:: ENTRIES SUPPLIED ::

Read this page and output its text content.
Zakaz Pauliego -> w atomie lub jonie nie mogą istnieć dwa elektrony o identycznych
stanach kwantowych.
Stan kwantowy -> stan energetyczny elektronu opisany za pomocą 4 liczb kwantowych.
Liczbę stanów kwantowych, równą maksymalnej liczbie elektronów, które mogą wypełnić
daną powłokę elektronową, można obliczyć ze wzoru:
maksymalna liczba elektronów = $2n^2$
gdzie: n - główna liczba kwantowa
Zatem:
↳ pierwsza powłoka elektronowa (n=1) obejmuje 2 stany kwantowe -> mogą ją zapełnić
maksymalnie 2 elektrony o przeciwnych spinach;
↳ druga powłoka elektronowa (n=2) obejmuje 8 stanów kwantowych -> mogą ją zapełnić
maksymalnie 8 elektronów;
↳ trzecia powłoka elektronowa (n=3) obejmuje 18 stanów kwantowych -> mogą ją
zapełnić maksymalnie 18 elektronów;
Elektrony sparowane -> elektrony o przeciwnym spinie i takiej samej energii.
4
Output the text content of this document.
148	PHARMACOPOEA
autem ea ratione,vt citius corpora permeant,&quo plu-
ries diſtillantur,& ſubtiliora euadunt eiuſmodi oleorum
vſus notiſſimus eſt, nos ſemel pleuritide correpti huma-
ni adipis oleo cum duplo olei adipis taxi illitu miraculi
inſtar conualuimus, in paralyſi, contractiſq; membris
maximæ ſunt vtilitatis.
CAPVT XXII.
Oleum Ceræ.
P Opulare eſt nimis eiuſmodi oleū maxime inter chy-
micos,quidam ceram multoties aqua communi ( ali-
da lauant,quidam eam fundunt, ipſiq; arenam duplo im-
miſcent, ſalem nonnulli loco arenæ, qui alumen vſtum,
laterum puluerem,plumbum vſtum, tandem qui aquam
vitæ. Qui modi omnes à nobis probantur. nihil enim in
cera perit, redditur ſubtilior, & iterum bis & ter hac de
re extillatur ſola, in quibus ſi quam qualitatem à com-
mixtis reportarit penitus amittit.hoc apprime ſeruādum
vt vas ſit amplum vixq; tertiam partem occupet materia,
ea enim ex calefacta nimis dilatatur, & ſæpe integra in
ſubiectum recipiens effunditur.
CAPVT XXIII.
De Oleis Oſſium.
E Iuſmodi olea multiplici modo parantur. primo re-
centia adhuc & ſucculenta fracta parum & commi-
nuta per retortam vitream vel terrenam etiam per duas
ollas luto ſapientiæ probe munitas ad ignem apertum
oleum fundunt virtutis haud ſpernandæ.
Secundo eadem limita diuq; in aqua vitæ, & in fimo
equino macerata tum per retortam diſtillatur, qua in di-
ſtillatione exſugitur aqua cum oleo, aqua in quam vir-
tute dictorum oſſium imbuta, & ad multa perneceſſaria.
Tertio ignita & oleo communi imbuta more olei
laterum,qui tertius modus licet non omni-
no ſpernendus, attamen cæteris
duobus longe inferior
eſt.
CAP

:: DESCRIPTION OF THE TASK ::
Answer with one number only: how many lines above contain the word "enim".

:: CORRECT OUTPUT ::
2